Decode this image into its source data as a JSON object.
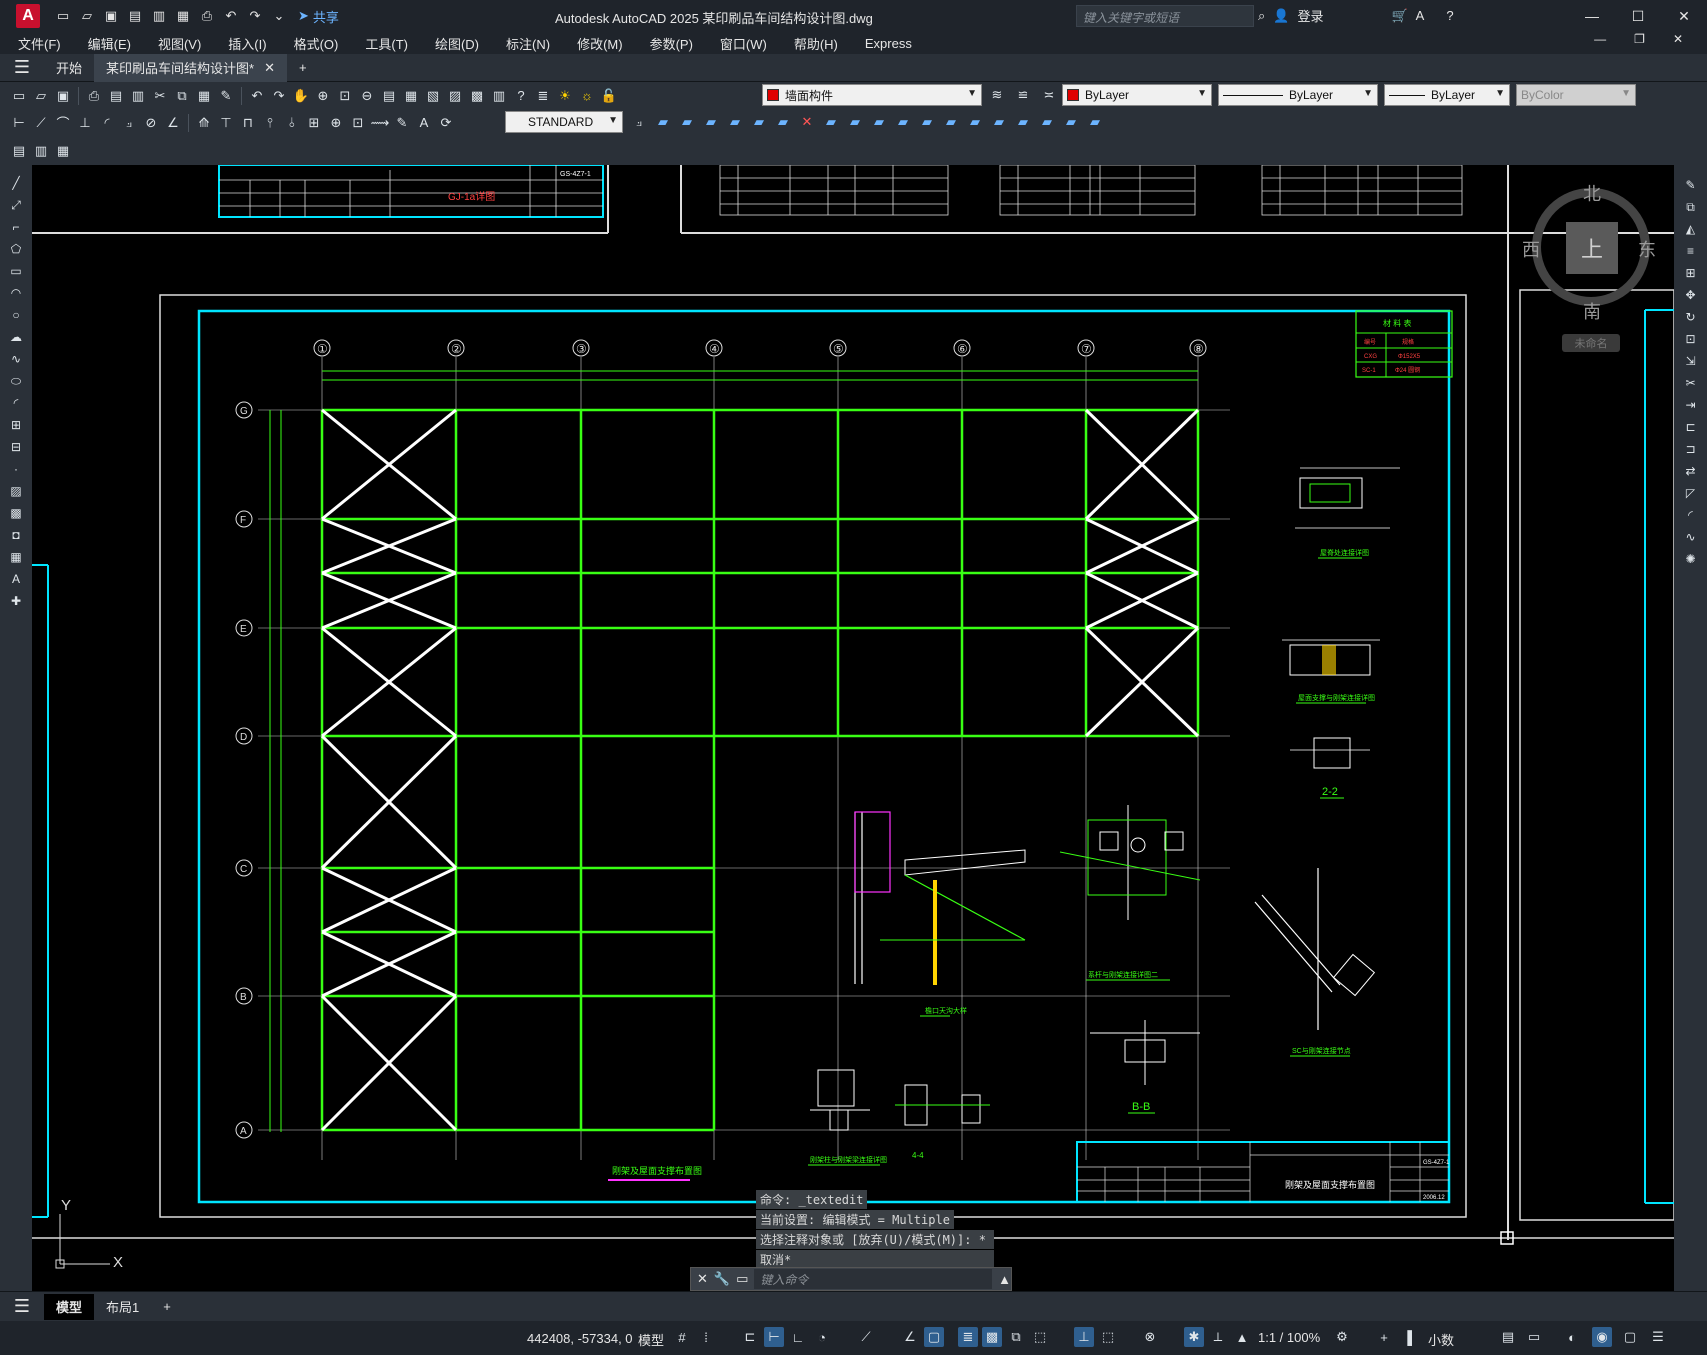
{
  "titlebar": {
    "app_letter": "A",
    "share_label": "共享",
    "title": "Autodesk AutoCAD 2025    某印刷品车间结构设计图.dwg",
    "search_placeholder": "键入关键字或短语",
    "login_label": "登录"
  },
  "menubar": {
    "items": [
      "文件(F)",
      "编辑(E)",
      "视图(V)",
      "插入(I)",
      "格式(O)",
      "工具(T)",
      "绘图(D)",
      "标注(N)",
      "修改(M)",
      "参数(P)",
      "窗口(W)",
      "帮助(H)",
      "Express"
    ]
  },
  "tabs": {
    "start": "开始",
    "file": "某印刷品车间结构设计图*"
  },
  "toolbar": {
    "layer_name": "墙面构件",
    "color": "ByLayer",
    "linetype": "ByLayer",
    "lineweight": "ByLayer",
    "plotstyle": "ByColor",
    "text_style": "STANDARD"
  },
  "viewcube": {
    "north": "北",
    "south": "南",
    "east": "东",
    "west": "西",
    "face": "上",
    "wcs": "未命名"
  },
  "command": {
    "history": [
      "命令: _textedit",
      "当前设置: 编辑模式 = Multiple",
      "选择注释对象或 [放弃(U)/模式(M)]: *",
      "取消*"
    ],
    "placeholder": "键入命令"
  },
  "drawing": {
    "main_title": "刚架及屋面支撑布置图",
    "title_block_name": "刚架及屋面支撑布置图",
    "title_block_no": "GS-4Z7-1",
    "title_block_date": "2006.12",
    "top_block_name": "GJ-1a详图",
    "top_block_no": "GS-4Z7-1",
    "material_table_title": "材 料 表",
    "material_rows": [
      [
        "编号",
        "规格"
      ],
      [
        "CXG",
        "Φ152X5"
      ],
      [
        "SC-1",
        "Φ24 圆钢"
      ]
    ],
    "column_labels": [
      "①",
      "②",
      "③",
      "④",
      "⑤",
      "⑥",
      "⑦",
      "⑧"
    ],
    "row_labels": [
      "G",
      "F",
      "E",
      "D",
      "C",
      "B",
      "A"
    ],
    "detail_labels": [
      "屋脊处连接详图",
      "屋面支撑与刚架连接详图",
      "2-2",
      "檐口天沟大样",
      "系杆与刚架连接详图二",
      "SC与刚架连接节点",
      "B-B",
      "刚架柱与刚架梁连接详图",
      "4-4"
    ],
    "ucs_y": "Y",
    "ucs_x": "X"
  },
  "layout_tabs": {
    "model": "模型",
    "layout1": "布局1"
  },
  "statusbar": {
    "coords": "442408, -57334, 0",
    "model": "模型",
    "scale": "1:1 / 100%",
    "units": "小数"
  },
  "colors": {
    "frame_green": "#39ff14",
    "brace_white": "#ffffff",
    "border_cyan": "#00e5ff",
    "accent_blue": "#2f5f8f"
  }
}
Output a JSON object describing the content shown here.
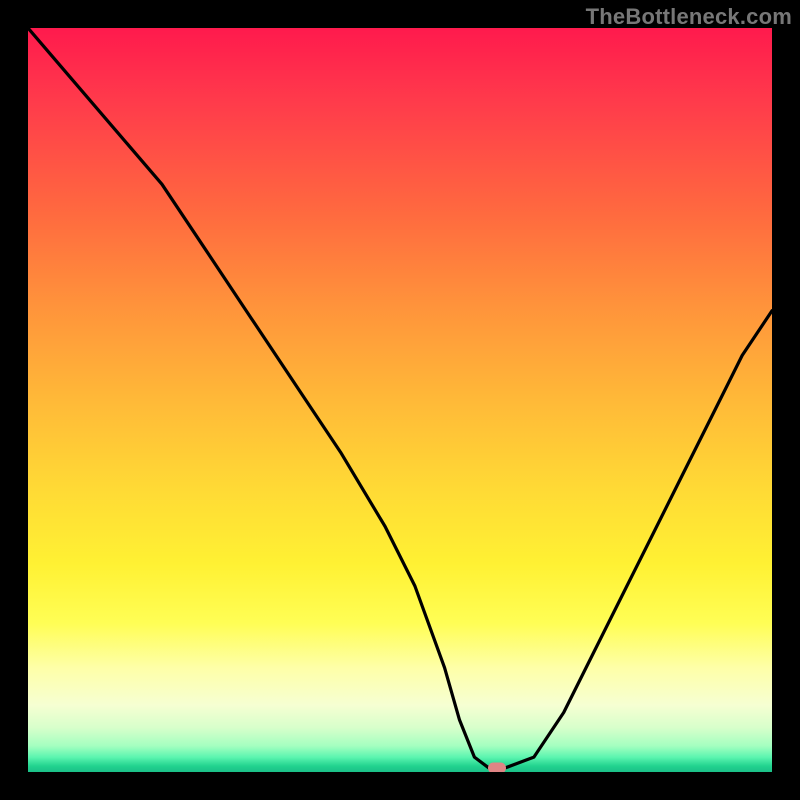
{
  "watermark": "TheBottleneck.com",
  "chart_data": {
    "type": "line",
    "title": "",
    "xlabel": "",
    "ylabel": "",
    "xlim": [
      0,
      100
    ],
    "ylim": [
      0,
      100
    ],
    "grid": false,
    "legend": false,
    "background_gradient": {
      "top": "#ff1a4d",
      "bottom": "#1bc088",
      "note": "red (top) to green (bottom) smooth gradient via orange/yellow"
    },
    "series": [
      {
        "name": "bottleneck-curve",
        "color": "#000000",
        "x": [
          0,
          6,
          12,
          18,
          24,
          30,
          36,
          42,
          48,
          52,
          56,
          58,
          60,
          62,
          64,
          68,
          72,
          76,
          80,
          84,
          88,
          92,
          96,
          100
        ],
        "y": [
          100,
          93,
          86,
          79,
          70,
          61,
          52,
          43,
          33,
          25,
          14,
          7,
          2,
          0.5,
          0.5,
          2,
          8,
          16,
          24,
          32,
          40,
          48,
          56,
          62
        ]
      }
    ],
    "marker": {
      "name": "minimum-indicator",
      "color": "#e08585",
      "x": 63,
      "y": 0.5
    }
  }
}
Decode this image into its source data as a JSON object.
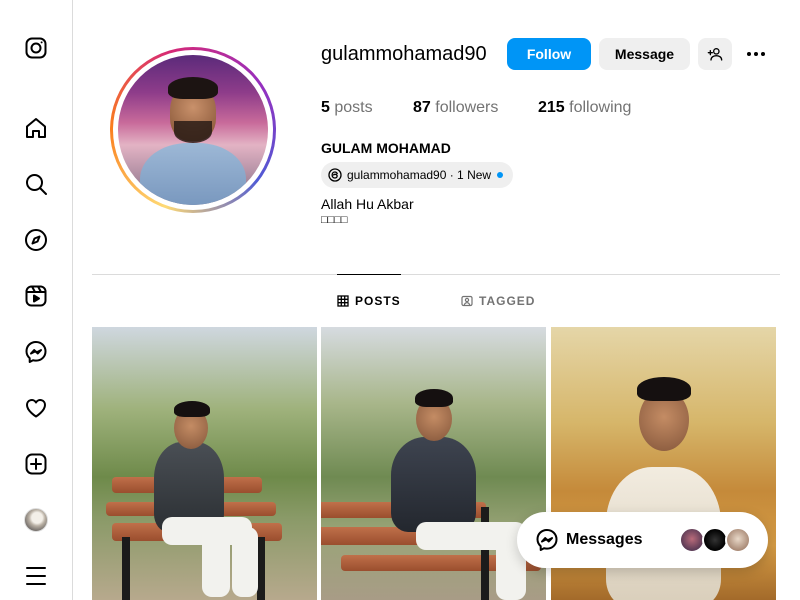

# # #

▶ _Exercise prompt_: Without the pictures, output the full listing exactly as it stands.

▶ _Task output_:
Decode this image into its source data as a JSON object.
{
  "titlebar": {
    "app_letter": "A",
    "share_label": "共享",
    "title": "Autodesk AutoCAD 2025    某印刷品车间结构设计图.dwg",
    "search_placeholder": "键入关键字或短语",
    "login_label": "登录"
  },
  "menubar": {
    "items": [
      "文件(F)",
      "编辑(E)",
      "视图(V)",
      "插入(I)",
      "格式(O)",
      "工具(T)",
      "绘图(D)",
      "标注(N)",
      "修改(M)",
      "参数(P)",
      "窗口(W)",
      "帮助(H)",
      "Express"
    ]
  },
  "tabs": {
    "start": "开始",
    "file": "某印刷品车间结构设计图*"
  },
  "toolbar": {
    "layer_name": "墙面构件",
    "color": "ByLayer",
    "linetype": "ByLayer",
    "lineweight": "ByLayer",
    "plotstyle": "ByColor",
    "text_style": "STANDARD"
  },
  "viewcube": {
    "north": "北",
    "south": "南",
    "east": "东",
    "west": "西",
    "face": "上",
    "wcs": "未命名"
  },
  "command": {
    "history": [
      "命令: _textedit",
      "当前设置: 编辑模式 = Multiple",
      "选择注释对象或 [放弃(U)/模式(M)]: *",
      "取消*"
    ],
    "placeholder": "键入命令"
  },
  "drawing": {
    "main_title": "刚架及屋面支撑布置图",
    "title_block_name": "刚架及屋面支撑布置图",
    "title_block_no": "GS-4Z7-1",
    "title_block_date": "2006.12",
    "top_block_name": "GJ-1a详图",
    "top_block_no": "GS-4Z7-1",
    "material_table_title": "材 料 表",
    "material_rows": [
      [
        "编号",
        "规格"
      ],
      [
        "CXG",
        "Φ152X5"
      ],
      [
        "SC-1",
        "Φ24 圆钢"
      ]
    ],
    "column_labels": [
      "①",
      "②",
      "③",
      "④",
      "⑤",
      "⑥",
      "⑦",
      "⑧"
    ],
    "row_labels": [
      "G",
      "F",
      "E",
      "D",
      "C",
      "B",
      "A"
    ],
    "detail_labels": [
      "屋脊处连接详图",
      "屋面支撑与刚架连接详图",
      "2-2",
      "檐口天沟大样",
      "系杆与刚架连接详图二",
      "SC与刚架连接节点",
      "B-B",
      "刚架柱与刚架梁连接详图",
      "4-4"
    ],
    "ucs_y": "Y",
    "ucs_x": "X"
  },
  "layout_tabs": {
    "model": "模型",
    "layout1": "布局1"
  },
  "statusbar": {
    "coords": "442408, -57334, 0",
    "model": "模型",
    "scale": "1:1 / 100%",
    "units": "小数"
  },
  "colors": {
    "frame_green": "#39ff14",
    "brace_white": "#ffffff",
    "border_cyan": "#00e5ff",
    "accent_blue": "#2f5f8f"
  }
}
Output a JSON object describing the content shown here.
{
  "watermark": "TheBottleneck.com",
  "chart_data": {
    "type": "line",
    "title": "",
    "xlabel": "",
    "ylabel": "",
    "xlim": [
      0,
      100
    ],
    "ylim": [
      0,
      100
    ],
    "grid": false,
    "legend": false,
    "background_gradient": {
      "top": "#ff1a4d",
      "bottom": "#1bc088",
      "note": "red (top) to green (bottom) smooth gradient via orange/yellow"
    },
    "series": [
      {
        "name": "bottleneck-curve",
        "color": "#000000",
        "x": [
          0,
          6,
          12,
          18,
          24,
          30,
          36,
          42,
          48,
          52,
          56,
          58,
          60,
          62,
          64,
          68,
          72,
          76,
          80,
          84,
          88,
          92,
          96,
          100
        ],
        "y": [
          100,
          93,
          86,
          79,
          70,
          61,
          52,
          43,
          33,
          25,
          14,
          7,
          2,
          0.5,
          0.5,
          2,
          8,
          16,
          24,
          32,
          40,
          48,
          56,
          62
        ]
      }
    ],
    "marker": {
      "name": "minimum-indicator",
      "color": "#e08585",
      "x": 63,
      "y": 0.5
    }
  }
}
Decode this image into its source data as a JSON object.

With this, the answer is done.